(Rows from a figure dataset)
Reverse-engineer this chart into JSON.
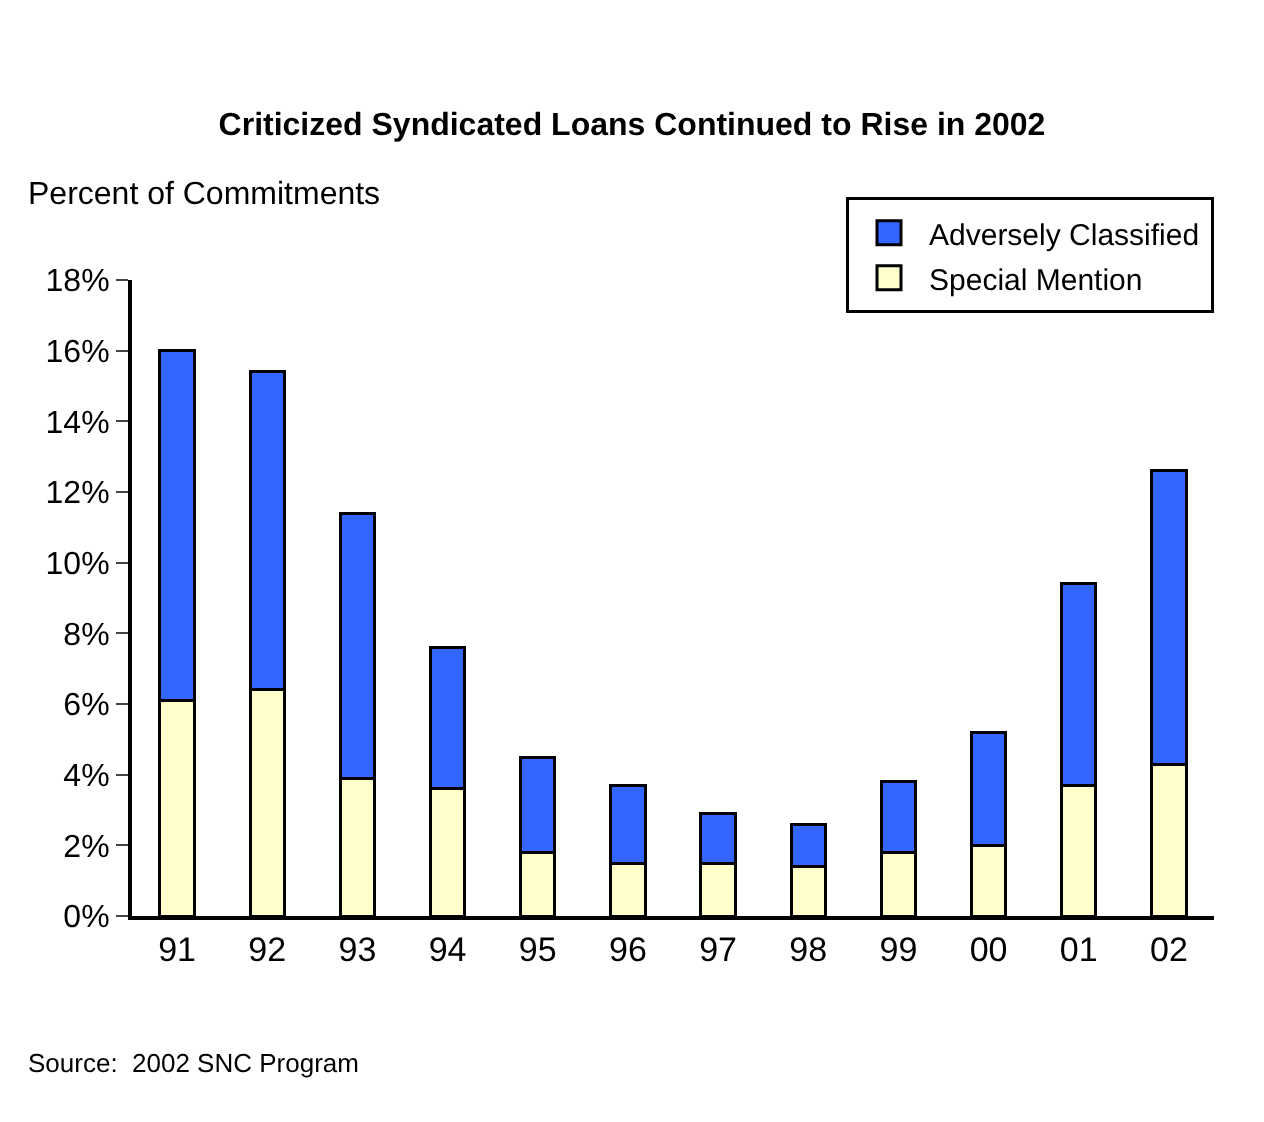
{
  "chart_data": {
    "type": "bar",
    "title": "Criticized Syndicated Loans Continued to Rise in 2002",
    "ylabel": "Percent of Commitments",
    "categories": [
      "91",
      "92",
      "93",
      "94",
      "95",
      "96",
      "97",
      "98",
      "99",
      "00",
      "01",
      "02"
    ],
    "series": [
      {
        "name": "Special Mention",
        "color": "#ffffcc",
        "values": [
          6.1,
          6.4,
          3.9,
          3.6,
          1.8,
          1.5,
          1.5,
          1.4,
          1.8,
          2.0,
          3.7,
          4.3
        ]
      },
      {
        "name": "Adversely Classified",
        "color": "#3366ff",
        "values": [
          9.9,
          9.0,
          7.5,
          4.0,
          2.7,
          2.2,
          1.4,
          1.2,
          2.0,
          3.2,
          5.7,
          8.3
        ]
      }
    ],
    "stacked": true,
    "ylim": [
      0,
      18
    ],
    "yticks": [
      {
        "value": 0,
        "label": "0%"
      },
      {
        "value": 2,
        "label": "2%"
      },
      {
        "value": 4,
        "label": "4%"
      },
      {
        "value": 6,
        "label": "6%"
      },
      {
        "value": 8,
        "label": "8%"
      },
      {
        "value": 10,
        "label": "10%"
      },
      {
        "value": 12,
        "label": "12%"
      },
      {
        "value": 14,
        "label": "14%"
      },
      {
        "value": 16,
        "label": "16%"
      },
      {
        "value": 18,
        "label": "18%"
      }
    ],
    "grid": false,
    "legend": "top right",
    "annotations": [
      "Source:  2002 SNC Program"
    ]
  }
}
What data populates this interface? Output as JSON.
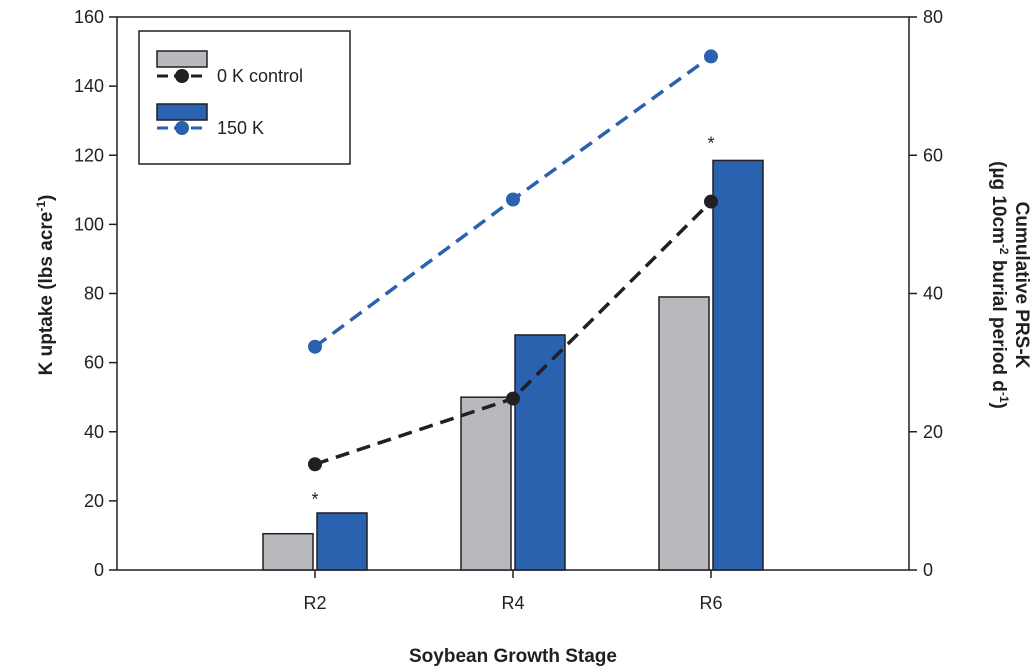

EXERCISE PROMPT
Copy out all of the material exactly as written, without its pictures.

SOLVED EXERCISE
Reverse-engineer this chart into JSON.
{
  "chart_data": {
    "type": "bar",
    "title": "Criticized Syndicated Loans Continued to Rise in 2002",
    "ylabel": "Percent of Commitments",
    "categories": [
      "91",
      "92",
      "93",
      "94",
      "95",
      "96",
      "97",
      "98",
      "99",
      "00",
      "01",
      "02"
    ],
    "series": [
      {
        "name": "Special Mention",
        "color": "#ffffcc",
        "values": [
          6.1,
          6.4,
          3.9,
          3.6,
          1.8,
          1.5,
          1.5,
          1.4,
          1.8,
          2.0,
          3.7,
          4.3
        ]
      },
      {
        "name": "Adversely Classified",
        "color": "#3366ff",
        "values": [
          9.9,
          9.0,
          7.5,
          4.0,
          2.7,
          2.2,
          1.4,
          1.2,
          2.0,
          3.2,
          5.7,
          8.3
        ]
      }
    ],
    "stacked": true,
    "ylim": [
      0,
      18
    ],
    "yticks": [
      {
        "value": 0,
        "label": "0%"
      },
      {
        "value": 2,
        "label": "2%"
      },
      {
        "value": 4,
        "label": "4%"
      },
      {
        "value": 6,
        "label": "6%"
      },
      {
        "value": 8,
        "label": "8%"
      },
      {
        "value": 10,
        "label": "10%"
      },
      {
        "value": 12,
        "label": "12%"
      },
      {
        "value": 14,
        "label": "14%"
      },
      {
        "value": 16,
        "label": "16%"
      },
      {
        "value": 18,
        "label": "18%"
      }
    ],
    "grid": false,
    "legend": "top right",
    "annotations": [
      "Source:  2002 SNC Program"
    ]
  }
}
What data populates this interface? Output as JSON.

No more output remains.